### TASK PROMPT
Return the records below from the line containing "Read out every word on this page." onward, exactly, through and including the last line.

### Dataset records
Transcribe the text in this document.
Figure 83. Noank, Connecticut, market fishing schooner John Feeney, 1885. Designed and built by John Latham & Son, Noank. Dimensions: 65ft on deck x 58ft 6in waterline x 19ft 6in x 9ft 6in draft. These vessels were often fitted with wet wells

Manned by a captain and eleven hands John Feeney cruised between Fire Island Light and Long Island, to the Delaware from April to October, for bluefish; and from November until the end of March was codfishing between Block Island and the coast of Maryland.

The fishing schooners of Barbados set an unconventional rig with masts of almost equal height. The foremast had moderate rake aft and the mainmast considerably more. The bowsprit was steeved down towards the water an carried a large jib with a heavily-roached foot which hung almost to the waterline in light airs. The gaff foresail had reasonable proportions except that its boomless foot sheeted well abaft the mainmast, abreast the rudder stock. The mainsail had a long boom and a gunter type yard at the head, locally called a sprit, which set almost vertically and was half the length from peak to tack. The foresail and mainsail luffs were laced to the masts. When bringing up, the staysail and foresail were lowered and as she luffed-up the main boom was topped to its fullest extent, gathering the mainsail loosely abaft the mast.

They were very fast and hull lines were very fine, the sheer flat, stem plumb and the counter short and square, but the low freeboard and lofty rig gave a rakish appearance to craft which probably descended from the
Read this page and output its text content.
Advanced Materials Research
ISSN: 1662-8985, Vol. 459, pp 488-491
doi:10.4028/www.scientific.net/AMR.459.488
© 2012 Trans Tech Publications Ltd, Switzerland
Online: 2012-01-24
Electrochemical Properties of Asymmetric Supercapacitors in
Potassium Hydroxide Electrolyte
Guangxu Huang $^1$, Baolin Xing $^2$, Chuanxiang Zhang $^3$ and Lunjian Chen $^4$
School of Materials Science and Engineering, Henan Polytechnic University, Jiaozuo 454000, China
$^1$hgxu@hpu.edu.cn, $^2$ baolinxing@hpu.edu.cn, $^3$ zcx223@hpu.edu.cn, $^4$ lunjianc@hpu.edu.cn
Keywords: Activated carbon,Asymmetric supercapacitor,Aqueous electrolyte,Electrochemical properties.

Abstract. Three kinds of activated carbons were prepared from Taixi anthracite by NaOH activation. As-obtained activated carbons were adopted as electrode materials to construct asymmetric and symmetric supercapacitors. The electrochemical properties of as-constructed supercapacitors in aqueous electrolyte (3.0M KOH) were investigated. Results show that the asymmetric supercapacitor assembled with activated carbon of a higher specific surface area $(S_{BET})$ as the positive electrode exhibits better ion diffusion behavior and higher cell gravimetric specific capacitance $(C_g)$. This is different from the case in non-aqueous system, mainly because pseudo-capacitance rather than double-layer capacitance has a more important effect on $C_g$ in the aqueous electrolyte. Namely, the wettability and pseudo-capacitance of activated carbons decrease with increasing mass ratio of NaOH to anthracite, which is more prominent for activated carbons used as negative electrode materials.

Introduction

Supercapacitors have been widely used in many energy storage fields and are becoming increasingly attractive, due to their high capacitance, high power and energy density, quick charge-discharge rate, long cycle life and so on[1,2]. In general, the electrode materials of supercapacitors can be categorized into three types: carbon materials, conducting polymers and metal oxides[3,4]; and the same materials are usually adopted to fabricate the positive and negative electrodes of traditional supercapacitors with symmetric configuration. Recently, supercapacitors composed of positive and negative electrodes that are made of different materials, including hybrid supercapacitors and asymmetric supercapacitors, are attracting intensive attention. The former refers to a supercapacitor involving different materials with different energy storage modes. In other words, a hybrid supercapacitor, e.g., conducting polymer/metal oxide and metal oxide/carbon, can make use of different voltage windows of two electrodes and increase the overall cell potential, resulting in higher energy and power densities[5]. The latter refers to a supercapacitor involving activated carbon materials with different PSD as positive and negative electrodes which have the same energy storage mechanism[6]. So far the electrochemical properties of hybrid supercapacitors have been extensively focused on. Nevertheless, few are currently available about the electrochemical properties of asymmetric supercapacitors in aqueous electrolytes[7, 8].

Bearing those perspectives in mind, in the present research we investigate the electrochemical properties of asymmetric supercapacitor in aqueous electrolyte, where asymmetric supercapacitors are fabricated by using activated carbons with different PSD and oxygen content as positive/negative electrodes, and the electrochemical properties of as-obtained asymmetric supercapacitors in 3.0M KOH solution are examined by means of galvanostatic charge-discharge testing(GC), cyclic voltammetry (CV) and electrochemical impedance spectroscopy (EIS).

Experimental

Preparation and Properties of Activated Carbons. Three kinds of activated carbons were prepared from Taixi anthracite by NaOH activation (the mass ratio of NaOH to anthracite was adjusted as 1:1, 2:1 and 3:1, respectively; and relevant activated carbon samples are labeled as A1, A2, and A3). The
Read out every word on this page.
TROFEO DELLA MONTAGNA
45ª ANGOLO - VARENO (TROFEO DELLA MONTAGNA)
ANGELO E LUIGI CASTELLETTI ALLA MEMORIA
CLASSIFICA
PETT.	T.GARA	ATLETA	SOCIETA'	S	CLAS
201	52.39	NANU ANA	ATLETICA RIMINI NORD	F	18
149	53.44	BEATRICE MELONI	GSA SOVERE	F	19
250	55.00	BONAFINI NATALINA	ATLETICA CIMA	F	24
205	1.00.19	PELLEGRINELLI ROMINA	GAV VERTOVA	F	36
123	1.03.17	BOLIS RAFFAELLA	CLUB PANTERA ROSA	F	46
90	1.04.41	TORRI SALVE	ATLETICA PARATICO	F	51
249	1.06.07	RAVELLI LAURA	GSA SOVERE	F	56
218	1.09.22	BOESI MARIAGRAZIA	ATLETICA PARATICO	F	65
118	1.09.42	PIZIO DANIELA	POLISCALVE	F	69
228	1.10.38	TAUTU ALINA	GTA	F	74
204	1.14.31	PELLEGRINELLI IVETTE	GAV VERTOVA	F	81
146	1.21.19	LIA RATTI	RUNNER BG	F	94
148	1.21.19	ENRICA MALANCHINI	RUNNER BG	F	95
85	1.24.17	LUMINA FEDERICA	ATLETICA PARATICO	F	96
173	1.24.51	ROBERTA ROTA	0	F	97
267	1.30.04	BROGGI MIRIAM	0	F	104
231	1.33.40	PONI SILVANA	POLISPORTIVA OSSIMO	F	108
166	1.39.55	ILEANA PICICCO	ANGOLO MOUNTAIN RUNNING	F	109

### PROBLEM SOLUTION
Read out every word on this page.
TROFEO DELLA MONTAGNA
45ª ANGOLO - VARENO (TROFEO DELLA MONTAGNA)
ANGELO E LUIGI CASTELLETTI ALLA MEMORIA
CLASSIFICA
PETT.	T.GARA	ATLETA	SOCIETA'	S	CLAS
201	52.39	NANU ANA	ATLETICA RIMINI NORD	F	18
149	53.44	BEATRICE MELONI	GSA SOVERE	F	19
250	55.00	BONAFINI NATALINA	ATLETICA CIMA	F	24
205	1.00.19	PELLEGRINELLI ROMINA	GAV VERTOVA	F	36
123	1.03.17	BOLIS RAFFAELLA	CLUB PANTERA ROSA	F	46
90	1.04.41	TORRI SALVE	ATLETICA PARATICO	F	51
249	1.06.07	RAVELLI LAURA	GSA SOVERE	F	56
218	1.09.22	BOESI MARIAGRAZIA	ATLETICA PARATICO	F	65
118	1.09.42	PIZIO DANIELA	POLISCALVE	F	69
228	1.10.38	TAUTU ALINA	GTA	F	74
204	1.14.31	PELLEGRINELLI IVETTE	GAV VERTOVA	F	81
146	1.21.19	LIA RATTI	RUNNER BG	F	94
148	1.21.19	ENRICA MALANCHINI	RUNNER BG	F	95
85	1.24.17	LUMINA FEDERICA	ATLETICA PARATICO	F	96
173	1.24.51	ROBERTA ROTA	0	F	97
267	1.30.04	BROGGI MIRIAM	0	F	104
231	1.33.40	PONI SILVANA	POLISPORTIVA OSSIMO	F	108
166	1.39.55	ILEANA PICICCO	ANGOLO MOUNTAIN RUNNING	F	109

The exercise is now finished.